____ TEXT PROVIDED

Dean: “No…no, I’m not crying” [wipes the tears with his sleeves] “Just a little sad that you don’t want to trade Rick Nash to me, that’s all.”

Howson: “Look man, Nash is a superstar. I can’t trade him for an unproven goalie, a defenseman who doesn’t play defense and a center who has three goals. You gotta give me more.”

Dean: “Okay. Okay, I can do that…I can give you…Kopitar.”

Howson: “Anze?”

Dean: “Gasper.”

Howson: “Who?”

Dean: “Wait, wait, I got it. Matt Moulson. What do you say? He’s damn good, scores goals.”

Howson: “He plays for the Islanders.”

Dean: “What? Oh yeah, FUCK! Wait, wait, let me think. I got it. I got it Scotty boy! Drew Freaking Doughty.”

Howson: “You’d trade me Drew Doughty for Rick Nash?”

Dean: “Fuck yeah, I would. I hate that son of a bitch and his agent too. Hold out on me, I will send your ass to the hockey hell that is Columbus! Bam!”

________
____ EXTRACTED DATA

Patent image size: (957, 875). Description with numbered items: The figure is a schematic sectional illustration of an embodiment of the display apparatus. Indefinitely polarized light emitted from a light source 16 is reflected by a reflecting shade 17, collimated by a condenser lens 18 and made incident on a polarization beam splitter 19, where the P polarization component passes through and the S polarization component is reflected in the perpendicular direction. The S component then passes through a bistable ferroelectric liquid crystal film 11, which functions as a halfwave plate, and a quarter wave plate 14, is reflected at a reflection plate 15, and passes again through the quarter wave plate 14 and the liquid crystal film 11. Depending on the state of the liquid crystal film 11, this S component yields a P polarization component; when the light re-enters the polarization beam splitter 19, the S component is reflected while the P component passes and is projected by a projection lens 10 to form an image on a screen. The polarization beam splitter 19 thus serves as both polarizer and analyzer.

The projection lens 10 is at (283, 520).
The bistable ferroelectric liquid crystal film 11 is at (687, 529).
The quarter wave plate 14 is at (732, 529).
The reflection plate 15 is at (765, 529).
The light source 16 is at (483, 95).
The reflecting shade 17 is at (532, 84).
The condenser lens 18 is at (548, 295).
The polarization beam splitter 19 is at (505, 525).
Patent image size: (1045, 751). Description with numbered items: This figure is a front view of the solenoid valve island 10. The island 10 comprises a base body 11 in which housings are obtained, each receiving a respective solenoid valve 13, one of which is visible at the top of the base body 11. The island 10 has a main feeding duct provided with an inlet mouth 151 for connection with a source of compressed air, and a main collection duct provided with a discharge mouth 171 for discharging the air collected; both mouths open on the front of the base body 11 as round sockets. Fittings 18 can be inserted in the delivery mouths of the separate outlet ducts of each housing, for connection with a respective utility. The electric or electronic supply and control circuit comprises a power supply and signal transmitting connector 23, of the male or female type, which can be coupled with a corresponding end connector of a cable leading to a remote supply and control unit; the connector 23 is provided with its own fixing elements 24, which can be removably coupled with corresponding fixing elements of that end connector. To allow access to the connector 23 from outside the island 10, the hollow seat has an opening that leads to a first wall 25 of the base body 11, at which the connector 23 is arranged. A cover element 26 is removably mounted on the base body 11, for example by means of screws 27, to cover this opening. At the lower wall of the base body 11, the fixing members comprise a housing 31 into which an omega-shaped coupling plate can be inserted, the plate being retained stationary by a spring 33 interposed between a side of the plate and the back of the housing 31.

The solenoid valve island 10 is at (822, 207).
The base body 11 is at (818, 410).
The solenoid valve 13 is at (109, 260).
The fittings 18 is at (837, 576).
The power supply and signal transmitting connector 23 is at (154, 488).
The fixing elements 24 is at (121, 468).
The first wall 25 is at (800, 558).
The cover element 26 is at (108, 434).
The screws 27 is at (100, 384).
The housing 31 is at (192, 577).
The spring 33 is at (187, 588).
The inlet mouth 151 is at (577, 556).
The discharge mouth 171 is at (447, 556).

________

#### [PROBLEM DETAILS]
Reproduce the entire dialogue about trading Rick Nash word for word.

#### [ANSWER SECTION]
Dean: “No…no, I’m not crying” [wipes the tears with his sleeves] “Just a little sad that you don’t want to trade Rick Nash to me, that’s all.”

Howson: “Look man, Nash is a superstar. I can’t trade him for an unproven goalie, a defenseman who doesn’t play defense and a center who has three goals. You gotta give me more.”

Dean: “Okay. Okay, I can do that…I can give you…Kopitar.”

Howson: “Anze?”

Dean: “Gasper.”

Howson: “Who?”

Dean: “Wait, wait, I got it. Matt Moulson. What do you say? He’s damn good, scores goals.”

Howson: “He plays for the Islanders.”

Dean: “What? Oh yeah, FUCK! Wait, wait, let me think. I got it. I got it Scotty boy! Drew Freaking Doughty.”

Howson: “You’d trade me Drew Doughty for Rick Nash?”

Dean: “Fuck yeah, I would. I hate that son of a bitch and his agent too. Hold out on me, I will send your ass to the hockey hell that is Columbus! Bam!”